_WRITTEN INSTRUCTION_
Copy the text of all the items below word for word, leaving out the pictures.

_DATASET RECORDS_
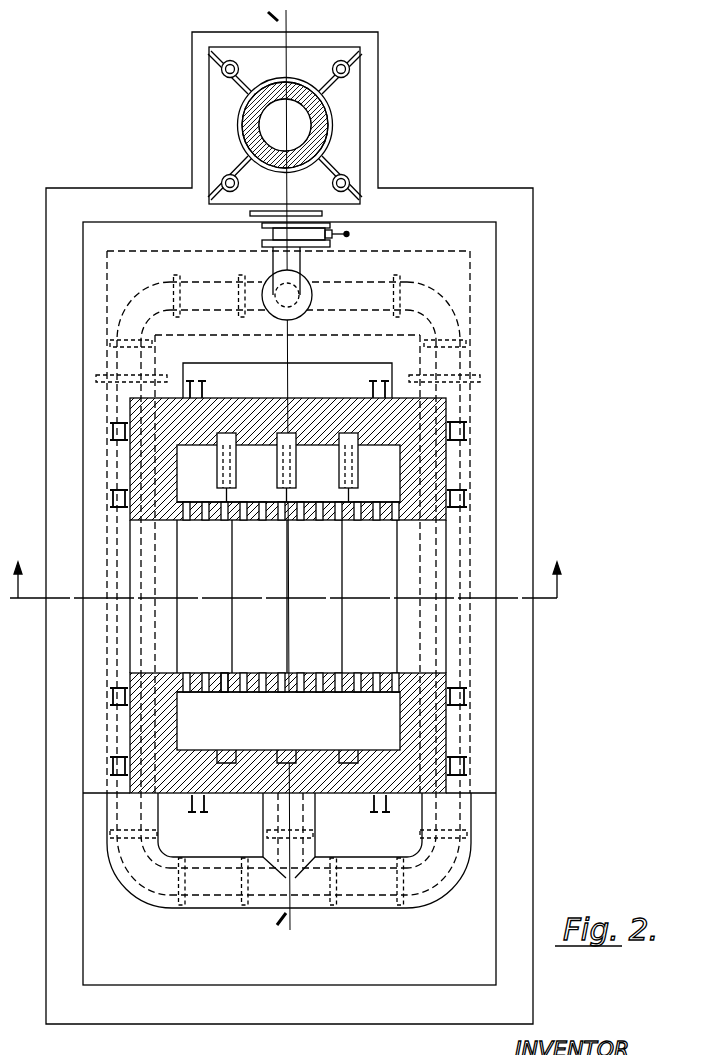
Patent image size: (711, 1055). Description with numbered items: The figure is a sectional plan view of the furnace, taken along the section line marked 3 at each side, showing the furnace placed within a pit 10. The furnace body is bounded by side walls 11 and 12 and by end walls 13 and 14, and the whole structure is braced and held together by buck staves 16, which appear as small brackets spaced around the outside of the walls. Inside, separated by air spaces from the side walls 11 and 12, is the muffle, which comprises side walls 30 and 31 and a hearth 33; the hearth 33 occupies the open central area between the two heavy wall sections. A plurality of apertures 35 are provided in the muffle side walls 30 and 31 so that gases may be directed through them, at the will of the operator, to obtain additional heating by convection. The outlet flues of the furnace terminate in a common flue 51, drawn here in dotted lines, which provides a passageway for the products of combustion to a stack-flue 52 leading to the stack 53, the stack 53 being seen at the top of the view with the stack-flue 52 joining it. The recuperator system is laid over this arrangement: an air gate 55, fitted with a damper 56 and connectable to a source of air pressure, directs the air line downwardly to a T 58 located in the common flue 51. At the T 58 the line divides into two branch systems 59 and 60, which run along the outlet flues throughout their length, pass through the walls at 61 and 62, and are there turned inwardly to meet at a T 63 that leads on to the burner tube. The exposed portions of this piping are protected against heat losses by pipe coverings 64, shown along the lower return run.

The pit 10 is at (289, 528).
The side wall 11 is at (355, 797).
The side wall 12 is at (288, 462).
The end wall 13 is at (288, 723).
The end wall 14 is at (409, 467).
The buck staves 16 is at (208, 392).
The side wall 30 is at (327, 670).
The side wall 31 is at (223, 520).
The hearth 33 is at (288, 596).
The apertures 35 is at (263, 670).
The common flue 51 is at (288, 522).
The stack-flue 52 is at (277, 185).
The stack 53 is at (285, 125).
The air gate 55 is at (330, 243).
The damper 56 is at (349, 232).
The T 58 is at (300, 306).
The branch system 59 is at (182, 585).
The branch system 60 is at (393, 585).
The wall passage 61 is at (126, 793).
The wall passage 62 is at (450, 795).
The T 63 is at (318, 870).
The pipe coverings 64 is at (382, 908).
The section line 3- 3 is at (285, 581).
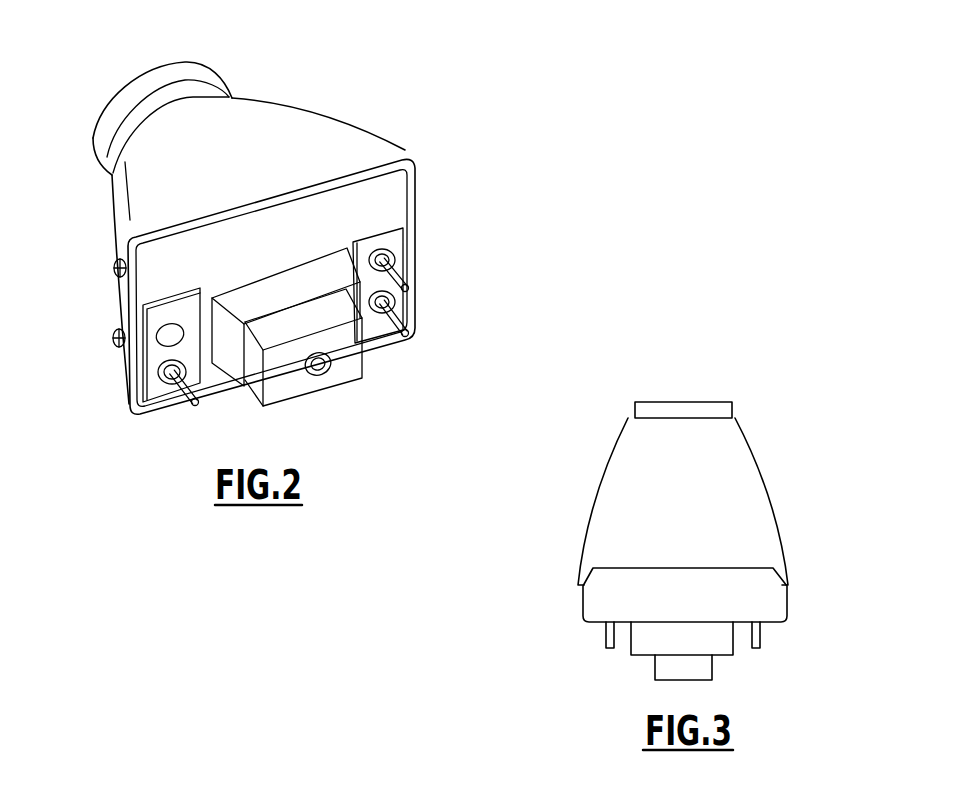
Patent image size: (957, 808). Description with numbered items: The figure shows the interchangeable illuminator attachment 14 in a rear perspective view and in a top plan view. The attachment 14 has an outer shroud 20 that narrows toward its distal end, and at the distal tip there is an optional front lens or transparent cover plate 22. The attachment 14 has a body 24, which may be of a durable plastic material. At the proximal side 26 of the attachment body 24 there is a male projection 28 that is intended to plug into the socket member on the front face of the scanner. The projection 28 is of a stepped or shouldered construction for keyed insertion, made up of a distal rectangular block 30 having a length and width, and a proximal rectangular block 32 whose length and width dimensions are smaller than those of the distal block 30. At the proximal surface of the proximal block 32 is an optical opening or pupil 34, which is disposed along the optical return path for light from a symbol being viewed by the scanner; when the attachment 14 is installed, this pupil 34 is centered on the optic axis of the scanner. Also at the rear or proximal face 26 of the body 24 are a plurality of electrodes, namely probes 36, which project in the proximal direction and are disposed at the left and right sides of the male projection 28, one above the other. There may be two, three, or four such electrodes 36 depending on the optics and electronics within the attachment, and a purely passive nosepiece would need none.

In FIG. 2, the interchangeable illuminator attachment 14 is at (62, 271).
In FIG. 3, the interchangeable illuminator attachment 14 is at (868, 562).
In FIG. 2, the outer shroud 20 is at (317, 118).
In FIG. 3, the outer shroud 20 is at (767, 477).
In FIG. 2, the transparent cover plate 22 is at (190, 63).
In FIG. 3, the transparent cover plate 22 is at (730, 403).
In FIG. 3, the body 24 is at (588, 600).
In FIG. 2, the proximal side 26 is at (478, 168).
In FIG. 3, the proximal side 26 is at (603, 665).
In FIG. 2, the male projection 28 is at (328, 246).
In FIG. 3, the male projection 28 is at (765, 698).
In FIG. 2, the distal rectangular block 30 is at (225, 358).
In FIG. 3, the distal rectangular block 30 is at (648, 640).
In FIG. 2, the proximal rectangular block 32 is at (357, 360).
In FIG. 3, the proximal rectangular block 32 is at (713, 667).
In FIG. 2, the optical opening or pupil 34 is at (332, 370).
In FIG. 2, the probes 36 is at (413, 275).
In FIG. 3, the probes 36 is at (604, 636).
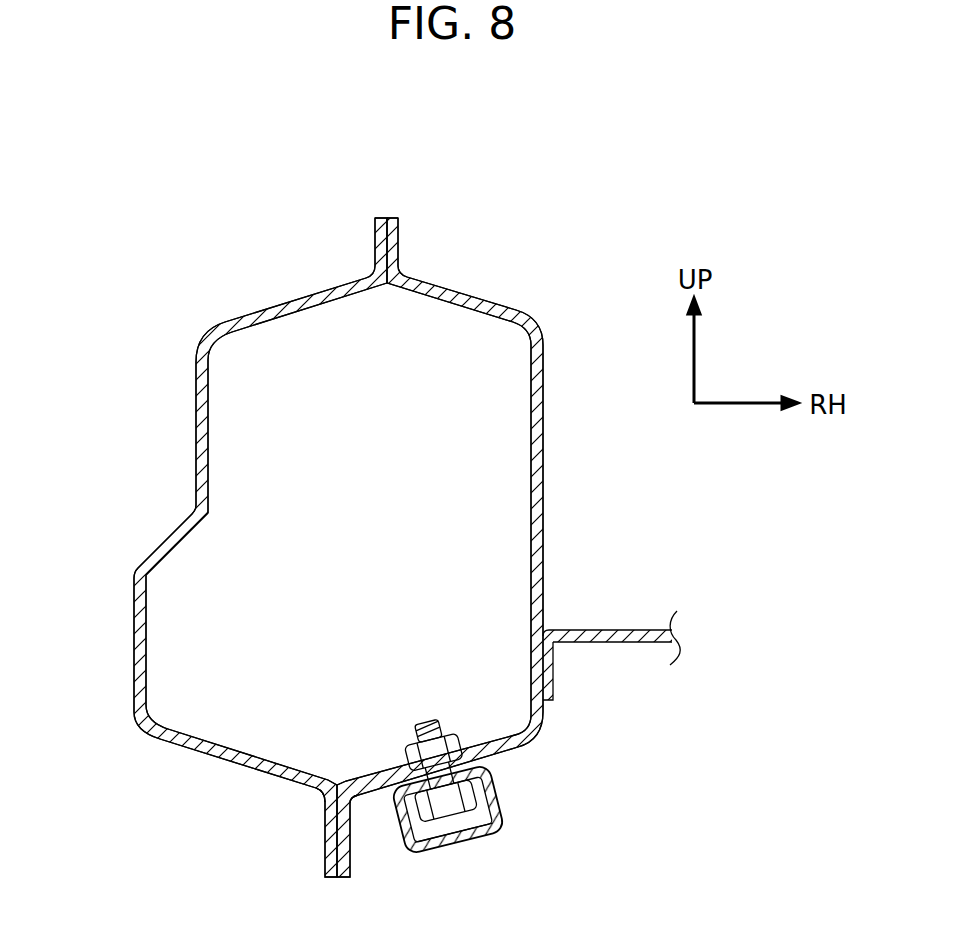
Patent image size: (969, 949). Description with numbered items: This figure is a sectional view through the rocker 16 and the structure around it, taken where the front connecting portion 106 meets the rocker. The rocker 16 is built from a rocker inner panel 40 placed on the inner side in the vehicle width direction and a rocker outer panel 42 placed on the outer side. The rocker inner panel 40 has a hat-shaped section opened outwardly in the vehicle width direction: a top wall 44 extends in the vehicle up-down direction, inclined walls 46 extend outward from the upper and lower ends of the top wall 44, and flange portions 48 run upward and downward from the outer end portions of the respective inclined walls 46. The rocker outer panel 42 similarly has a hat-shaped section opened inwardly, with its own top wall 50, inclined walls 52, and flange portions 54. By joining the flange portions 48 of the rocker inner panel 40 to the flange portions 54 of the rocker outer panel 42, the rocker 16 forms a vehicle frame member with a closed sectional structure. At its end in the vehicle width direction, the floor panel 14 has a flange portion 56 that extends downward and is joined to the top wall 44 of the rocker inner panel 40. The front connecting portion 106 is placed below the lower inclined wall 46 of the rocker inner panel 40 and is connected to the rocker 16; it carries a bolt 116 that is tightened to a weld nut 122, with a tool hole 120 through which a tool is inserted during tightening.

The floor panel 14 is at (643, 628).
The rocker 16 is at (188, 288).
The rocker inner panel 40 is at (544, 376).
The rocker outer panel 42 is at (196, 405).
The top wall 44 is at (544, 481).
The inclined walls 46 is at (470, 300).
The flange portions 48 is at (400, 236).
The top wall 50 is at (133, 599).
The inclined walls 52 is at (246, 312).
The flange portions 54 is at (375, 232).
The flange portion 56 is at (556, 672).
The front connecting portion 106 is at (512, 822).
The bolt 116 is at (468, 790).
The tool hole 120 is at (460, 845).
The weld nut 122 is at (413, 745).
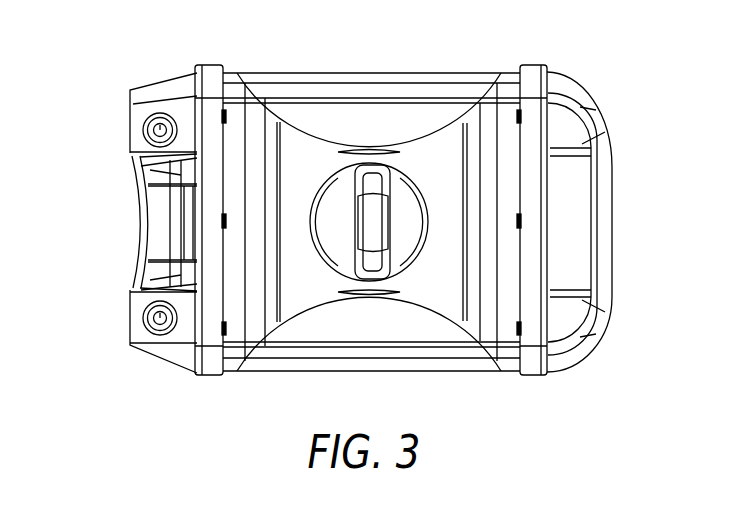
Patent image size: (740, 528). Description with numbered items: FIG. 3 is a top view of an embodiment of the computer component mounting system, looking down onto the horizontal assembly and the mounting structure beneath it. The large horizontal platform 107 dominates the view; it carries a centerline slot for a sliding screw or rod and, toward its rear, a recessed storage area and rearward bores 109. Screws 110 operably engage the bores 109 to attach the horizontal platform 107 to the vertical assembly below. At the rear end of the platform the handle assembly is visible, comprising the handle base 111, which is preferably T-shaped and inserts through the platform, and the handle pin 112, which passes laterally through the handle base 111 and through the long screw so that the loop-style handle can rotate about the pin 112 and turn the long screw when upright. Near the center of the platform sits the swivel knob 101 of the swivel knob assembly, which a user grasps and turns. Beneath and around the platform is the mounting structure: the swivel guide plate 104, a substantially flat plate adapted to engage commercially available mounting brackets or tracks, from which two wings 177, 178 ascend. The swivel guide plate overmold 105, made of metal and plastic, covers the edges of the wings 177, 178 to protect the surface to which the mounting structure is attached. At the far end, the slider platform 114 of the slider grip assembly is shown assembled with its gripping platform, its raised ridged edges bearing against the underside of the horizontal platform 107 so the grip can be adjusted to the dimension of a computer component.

_RESULT OF THE TASK_
Patent image size: (711, 1055). Description with numbered items: The figure is a sectional plan view of the furnace, taken along the section line marked 3 at each side, showing the furnace placed within a pit 10. The furnace body is bounded by side walls 11 and 12 and by end walls 13 and 14, and the whole structure is braced and held together by buck staves 16, which appear as small brackets spaced around the outside of the walls. Inside, separated by air spaces from the side walls 11 and 12, is the muffle, which comprises side walls 30 and 31 and a hearth 33; the hearth 33 occupies the open central area between the two heavy wall sections. A plurality of apertures 35 are provided in the muffle side walls 30 and 31 so that gases may be directed through them, at the will of the operator, to obtain additional heating by convection. The outlet flues of the furnace terminate in a common flue 51, drawn here in dotted lines, which provides a passageway for the products of combustion to a stack-flue 52 leading to the stack 53, the stack 53 being seen at the top of the view with the stack-flue 52 joining it. The recuperator system is laid over this arrangement: an air gate 55, fitted with a damper 56 and connectable to a source of air pressure, directs the air line downwardly to a T 58 located in the common flue 51. At the T 58 the line divides into two branch systems 59 and 60, which run along the outlet flues throughout their length, pass through the walls at 61 and 62, and are there turned inwardly to meet at a T 63 that leads on to the burner tube. The exposed portions of this piping are protected against heat losses by pipe coverings 64, shown along the lower return run.

The pit 10 is at (289, 528).
The side wall 11 is at (355, 797).
The side wall 12 is at (288, 462).
The end wall 13 is at (288, 723).
The end wall 14 is at (409, 467).
The buck staves 16 is at (208, 392).
The side wall 30 is at (327, 670).
The side wall 31 is at (223, 520).
The hearth 33 is at (288, 596).
The apertures 35 is at (263, 670).
The common flue 51 is at (288, 522).
The stack-flue 52 is at (277, 185).
The stack 53 is at (285, 125).
The air gate 55 is at (330, 243).
The damper 56 is at (349, 232).
The T 58 is at (300, 306).
The branch system 59 is at (182, 585).
The branch system 60 is at (393, 585).
The wall passage 61 is at (126, 793).
The wall passage 62 is at (450, 795).
The T 63 is at (318, 870).
The pipe coverings 64 is at (382, 908).
The section line 3- 3 is at (285, 581).
Patent image size: (957, 808). Description with numbered items: The figure shows the interchangeable illuminator attachment 14 in a rear perspective view and in a top plan view. The attachment 14 has an outer shroud 20 that narrows toward its distal end, and at the distal tip there is an optional front lens or transparent cover plate 22. The attachment 14 has a body 24, which may be of a durable plastic material. At the proximal side 26 of the attachment body 24 there is a male projection 28 that is intended to plug into the socket member on the front face of the scanner. The projection 28 is of a stepped or shouldered construction for keyed insertion, made up of a distal rectangular block 30 having a length and width, and a proximal rectangular block 32 whose length and width dimensions are smaller than those of the distal block 30. At the proximal surface of the proximal block 32 is an optical opening or pupil 34, which is disposed along the optical return path for light from a symbol being viewed by the scanner; when the attachment 14 is installed, this pupil 34 is centered on the optic axis of the scanner. Also at the rear or proximal face 26 of the body 24 are a plurality of electrodes, namely probes 36, which project in the proximal direction and are disposed at the left and right sides of the male projection 28, one above the other. There may be two, three, or four such electrodes 36 depending on the optics and electronics within the attachment, and a purely passive nosepiece would need none.

In FIG. 2, the interchangeable illuminator attachment 14 is at (62, 271).
In FIG. 3, the interchangeable illuminator attachment 14 is at (868, 562).
In FIG. 2, the outer shroud 20 is at (317, 118).
In FIG. 3, the outer shroud 20 is at (767, 477).
In FIG. 2, the transparent cover plate 22 is at (190, 63).
In FIG. 3, the transparent cover plate 22 is at (730, 403).
In FIG. 3, the body 24 is at (588, 600).
In FIG. 2, the proximal side 26 is at (478, 168).
In FIG. 3, the proximal side 26 is at (603, 665).
In FIG. 2, the male projection 28 is at (328, 246).
In FIG. 3, the male projection 28 is at (765, 698).
In FIG. 2, the distal rectangular block 30 is at (225, 358).
In FIG. 3, the distal rectangular block 30 is at (648, 640).
In FIG. 2, the proximal rectangular block 32 is at (357, 360).
In FIG. 3, the proximal rectangular block 32 is at (713, 667).
In FIG. 2, the optical opening or pupil 34 is at (332, 370).
In FIG. 2, the probes 36 is at (413, 275).
In FIG. 3, the probes 36 is at (604, 636).
Patent image size: (969, 949). Description with numbered items: This figure is a sectional view through the rocker 16 and the structure around it, taken where the front connecting portion 106 meets the rocker. The rocker 16 is built from a rocker inner panel 40 placed on the inner side in the vehicle width direction and a rocker outer panel 42 placed on the outer side. The rocker inner panel 40 has a hat-shaped section opened outwardly in the vehicle width direction: a top wall 44 extends in the vehicle up-down direction, inclined walls 46 extend outward from the upper and lower ends of the top wall 44, and flange portions 48 run upward and downward from the outer end portions of the respective inclined walls 46. The rocker outer panel 42 similarly has a hat-shaped section opened inwardly, with its own top wall 50, inclined walls 52, and flange portions 54. By joining the flange portions 48 of the rocker inner panel 40 to the flange portions 54 of the rocker outer panel 42, the rocker 16 forms a vehicle frame member with a closed sectional structure. At its end in the vehicle width direction, the floor panel 14 has a flange portion 56 that extends downward and is joined to the top wall 44 of the rocker inner panel 40. The front connecting portion 106 is placed below the lower inclined wall 46 of the rocker inner panel 40 and is connected to the rocker 16; it carries a bolt 116 that is tightened to a weld nut 122, with a tool hole 120 through which a tool is inserted during tightening.

The floor panel 14 is at (643, 628).
The rocker 16 is at (188, 288).
The rocker inner panel 40 is at (544, 376).
The rocker outer panel 42 is at (196, 405).
The top wall 44 is at (544, 481).
The inclined walls 46 is at (470, 300).
The flange portions 48 is at (400, 236).
The top wall 50 is at (133, 599).
The inclined walls 52 is at (246, 312).
The flange portions 54 is at (375, 232).
The flange portion 56 is at (556, 672).
The front connecting portion 106 is at (512, 822).
The bolt 116 is at (468, 790).
The tool hole 120 is at (460, 845).
The weld nut 122 is at (413, 745).
Patent image size: (740, 528). Description with numbered items: FIG. 3 is a top view of an embodiment of the computer component mounting system, looking down onto the horizontal assembly and the mounting structure beneath it. The large horizontal platform 107 dominates the view; it carries a centerline slot for a sliding screw or rod and, toward its rear, a recessed storage area and rearward bores 109. Screws 110 operably engage the bores 109 to attach the horizontal platform 107 to the vertical assembly below. At the rear end of the platform the handle assembly is visible, comprising the handle base 111, which is preferably T-shaped and inserts through the platform, and the handle pin 112, which passes laterally through the handle base 111 and through the long screw so that the loop-style handle can rotate about the pin 112 and turn the long screw when upright. Near the center of the platform sits the swivel knob 101 of the swivel knob assembly, which a user grasps and turns. Beneath and around the platform is the mounting structure: the swivel guide plate 104, a substantially flat plate adapted to engage commercially available mounting brackets or tracks, from which two wings 177, 178 ascend. The swivel guide plate overmold 105, made of metal and plastic, covers the edges of the wings 177, 178 to protect the surface to which the mounting structure is attached. At the far end, the slider platform 114 of the slider grip assembly is shown assembled with its gripping platform, its raised ridged edges bearing against the underside of the horizontal platform 107 so the grip can be adjusted to the dimension of a computer component.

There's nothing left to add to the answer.